• _Work request_
Pictures aside, output each record exactly.

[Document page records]
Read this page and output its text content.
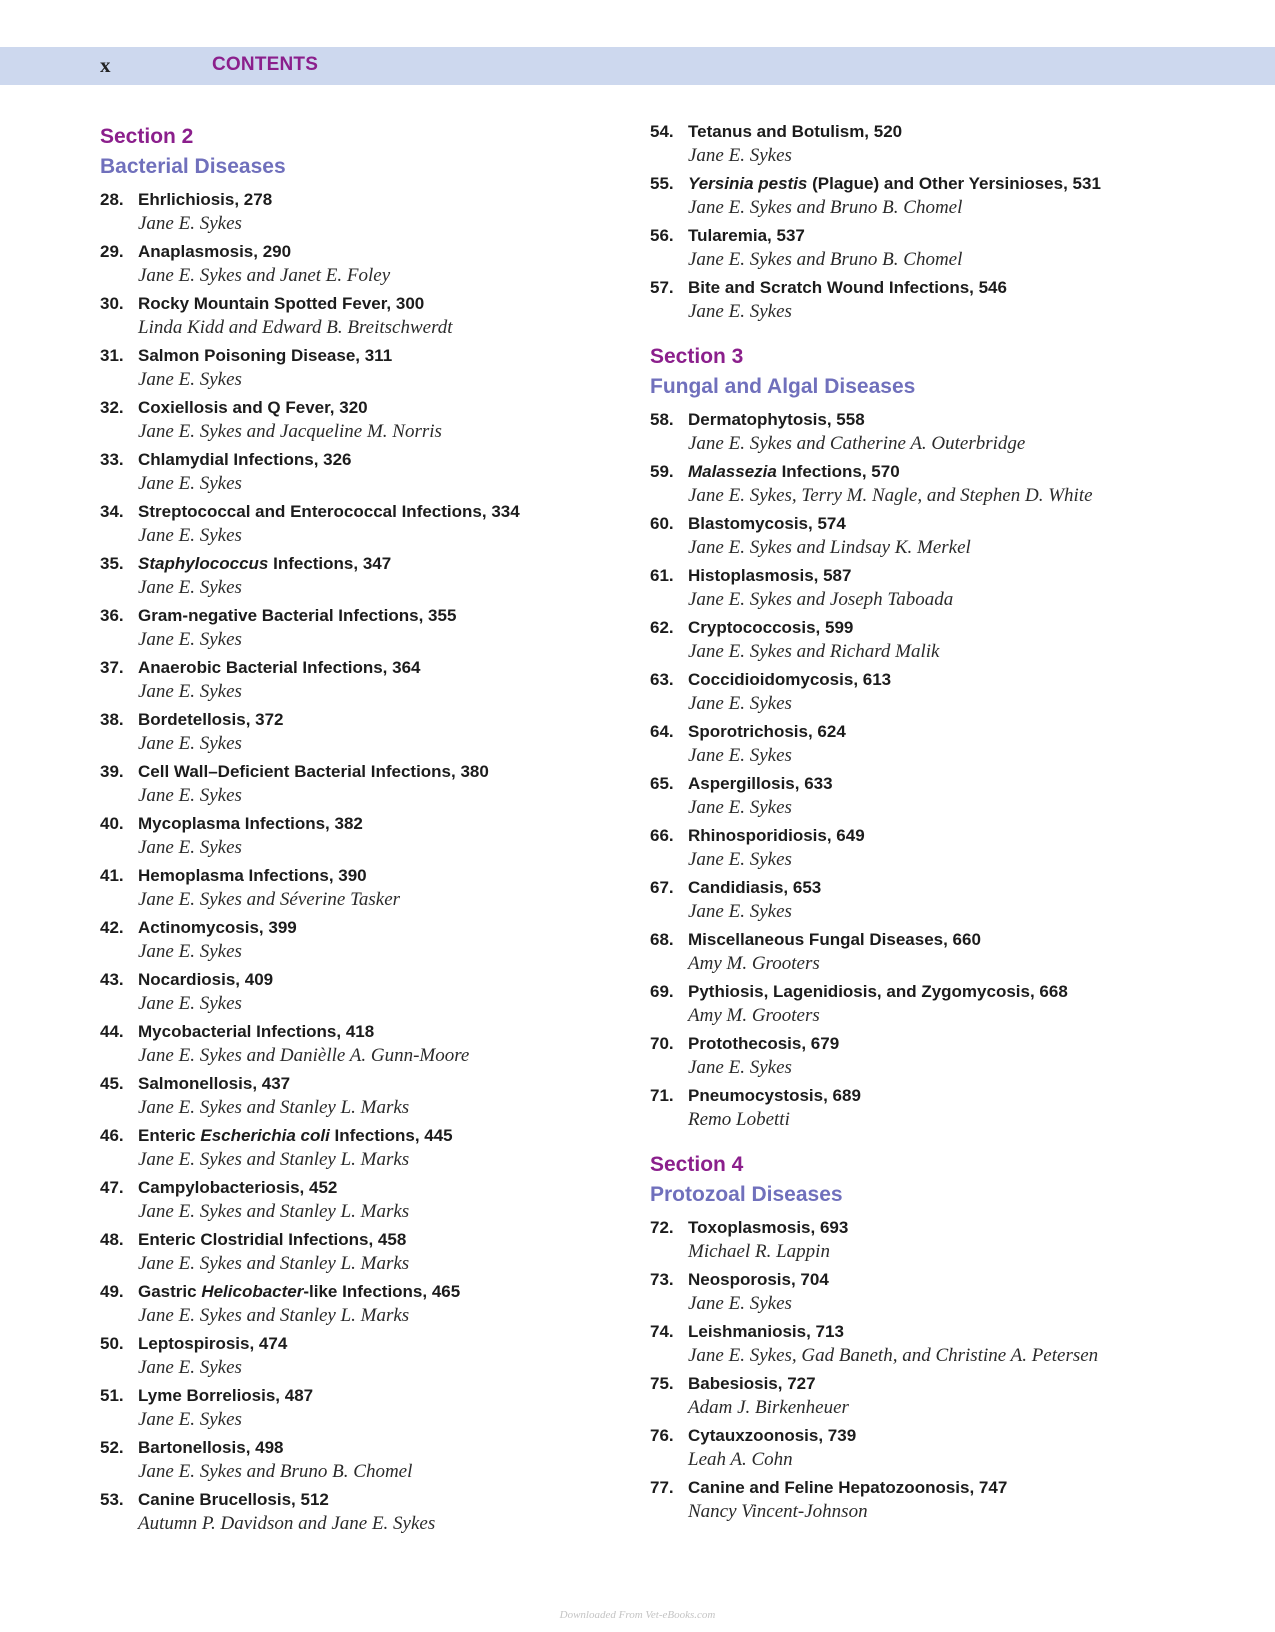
x	CONTENTS
Section 2
Bacterial Diseases
28. Ehrlichiosis, 278
Jane E. Sykes
29. Anaplasmosis, 290
Jane E. Sykes and Janet E. Foley
30. Rocky Mountain Spotted Fever, 300
Linda Kidd and Edward B. Breitschwerdt
31. Salmon Poisoning Disease, 311
Jane E. Sykes
32. Coxiellosis and Q Fever, 320
Jane E. Sykes and Jacqueline M. Norris
33. Chlamydial Infections, 326
Jane E. Sykes
34. Streptococcal and Enterococcal Infections, 334
Jane E. Sykes
35. Staphylococcus Infections, 347
Jane E. Sykes
36. Gram-negative Bacterial Infections, 355
Jane E. Sykes
37. Anaerobic Bacterial Infections, 364
Jane E. Sykes
38. Bordetellosis, 372
Jane E. Sykes
39. Cell Wall–Deficient Bacterial Infections, 380
Jane E. Sykes
40. Mycoplasma Infections, 382
Jane E. Sykes
41. Hemoplasma Infections, 390
Jane E. Sykes and Séverine Tasker
42. Actinomycosis, 399
Jane E. Sykes
43. Nocardiosis, 409
Jane E. Sykes
44. Mycobacterial Infections, 418
Jane E. Sykes and Danièlle A. Gunn-Moore
45. Salmonellosis, 437
Jane E. Sykes and Stanley L. Marks
46. Enteric Escherichia coli Infections, 445
Jane E. Sykes and Stanley L. Marks
47. Campylobacteriosis, 452
Jane E. Sykes and Stanley L. Marks
48. Enteric Clostridial Infections, 458
Jane E. Sykes and Stanley L. Marks
49. Gastric Helicobacter-like Infections, 465
Jane E. Sykes and Stanley L. Marks
50. Leptospirosis, 474
Jane E. Sykes
51. Lyme Borreliosis, 487
Jane E. Sykes
52. Bartonellosis, 498
Jane E. Sykes and Bruno B. Chomel
53. Canine Brucellosis, 512
Autumn P. Davidson and Jane E. Sykes
54. Tetanus and Botulism, 520
Jane E. Sykes
55. Yersinia pestis (Plague) and Other Yersinioses, 531
Jane E. Sykes and Bruno B. Chomel
56. Tularemia, 537
Jane E. Sykes and Bruno B. Chomel
57. Bite and Scratch Wound Infections, 546
Jane E. Sykes
Section 3
Fungal and Algal Diseases
58. Dermatophytosis, 558
Jane E. Sykes and Catherine A. Outerbridge
59. Malassezia Infections, 570
Jane E. Sykes, Terry M. Nagle, and Stephen D. White
60. Blastomycosis, 574
Jane E. Sykes and Lindsay K. Merkel
61. Histoplasmosis, 587
Jane E. Sykes and Joseph Taboada
62. Cryptococcosis, 599
Jane E. Sykes and Richard Malik
63. Coccidioidomycosis, 613
Jane E. Sykes
64. Sporotrichosis, 624
Jane E. Sykes
65. Aspergillosis, 633
Jane E. Sykes
66. Rhinosporidiosis, 649
Jane E. Sykes
67. Candidiasis, 653
Jane E. Sykes
68. Miscellaneous Fungal Diseases, 660
Amy M. Grooters
69. Pythiosis, Lagenidiosis, and Zygomycosis, 668
Amy M. Grooters
70. Protothecosis, 679
Jane E. Sykes
71. Pneumocystosis, 689
Remo Lobetti
Section 4
Protozoal Diseases
72. Toxoplasmosis, 693
Michael R. Lappin
73. Neosporosis, 704
Jane E. Sykes
74. Leishmaniosis, 713
Jane E. Sykes, Gad Baneth, and Christine A. Petersen
75. Babesiosis, 727
Adam J. Birkenheuer
76. Cytauxzoonosis, 739
Leah A. Cohn
77. Canine and Feline Hepatozoonosis, 747
Nancy Vincent-Johnson
Downloaded From Vet-eBooks.com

• _Solution to this task_
Read this page and output its text content.
x	CONTENTS
Section 2
Bacterial Diseases
28. Ehrlichiosis, 278
Jane E. Sykes
29. Anaplasmosis, 290
Jane E. Sykes and Janet E. Foley
30. Rocky Mountain Spotted Fever, 300
Linda Kidd and Edward B. Breitschwerdt
31. Salmon Poisoning Disease, 311
Jane E. Sykes
32. Coxiellosis and Q Fever, 320
Jane E. Sykes and Jacqueline M. Norris
33. Chlamydial Infections, 326
Jane E. Sykes
34. Streptococcal and Enterococcal Infections, 334
Jane E. Sykes
35. Staphylococcus Infections, 347
Jane E. Sykes
36. Gram-negative Bacterial Infections, 355
Jane E. Sykes
37. Anaerobic Bacterial Infections, 364
Jane E. Sykes
38. Bordetellosis, 372
Jane E. Sykes
39. Cell Wall–Deficient Bacterial Infections, 380
Jane E. Sykes
40. Mycoplasma Infections, 382
Jane E. Sykes
41. Hemoplasma Infections, 390
Jane E. Sykes and Séverine Tasker
42. Actinomycosis, 399
Jane E. Sykes
43. Nocardiosis, 409
Jane E. Sykes
44. Mycobacterial Infections, 418
Jane E. Sykes and Danièlle A. Gunn-Moore
45. Salmonellosis, 437
Jane E. Sykes and Stanley L. Marks
46. Enteric Escherichia coli Infections, 445
Jane E. Sykes and Stanley L. Marks
47. Campylobacteriosis, 452
Jane E. Sykes and Stanley L. Marks
48. Enteric Clostridial Infections, 458
Jane E. Sykes and Stanley L. Marks
49. Gastric Helicobacter-like Infections, 465
Jane E. Sykes and Stanley L. Marks
50. Leptospirosis, 474
Jane E. Sykes
51. Lyme Borreliosis, 487
Jane E. Sykes
52. Bartonellosis, 498
Jane E. Sykes and Bruno B. Chomel
53. Canine Brucellosis, 512
Autumn P. Davidson and Jane E. Sykes
54. Tetanus and Botulism, 520
Jane E. Sykes
55. Yersinia pestis (Plague) and Other Yersinioses, 531
Jane E. Sykes and Bruno B. Chomel
56. Tularemia, 537
Jane E. Sykes and Bruno B. Chomel
57. Bite and Scratch Wound Infections, 546
Jane E. Sykes
Section 3
Fungal and Algal Diseases
58. Dermatophytosis, 558
Jane E. Sykes and Catherine A. Outerbridge
59. Malassezia Infections, 570
Jane E. Sykes, Terry M. Nagle, and Stephen D. White
60. Blastomycosis, 574
Jane E. Sykes and Lindsay K. Merkel
61. Histoplasmosis, 587
Jane E. Sykes and Joseph Taboada
62. Cryptococcosis, 599
Jane E. Sykes and Richard Malik
63. Coccidioidomycosis, 613
Jane E. Sykes
64. Sporotrichosis, 624
Jane E. Sykes
65. Aspergillosis, 633
Jane E. Sykes
66. Rhinosporidiosis, 649
Jane E. Sykes
67. Candidiasis, 653
Jane E. Sykes
68. Miscellaneous Fungal Diseases, 660
Amy M. Grooters
69. Pythiosis, Lagenidiosis, and Zygomycosis, 668
Amy M. Grooters
70. Protothecosis, 679
Jane E. Sykes
71. Pneumocystosis, 689
Remo Lobetti
Section 4
Protozoal Diseases
72. Toxoplasmosis, 693
Michael R. Lappin
73. Neosporosis, 704
Jane E. Sykes
74. Leishmaniosis, 713
Jane E. Sykes, Gad Baneth, and Christine A. Petersen
75. Babesiosis, 727
Adam J. Birkenheuer
76. Cytauxzoonosis, 739
Leah A. Cohn
77. Canine and Feline Hepatozoonosis, 747
Nancy Vincent-Johnson
Downloaded From Vet-eBooks.com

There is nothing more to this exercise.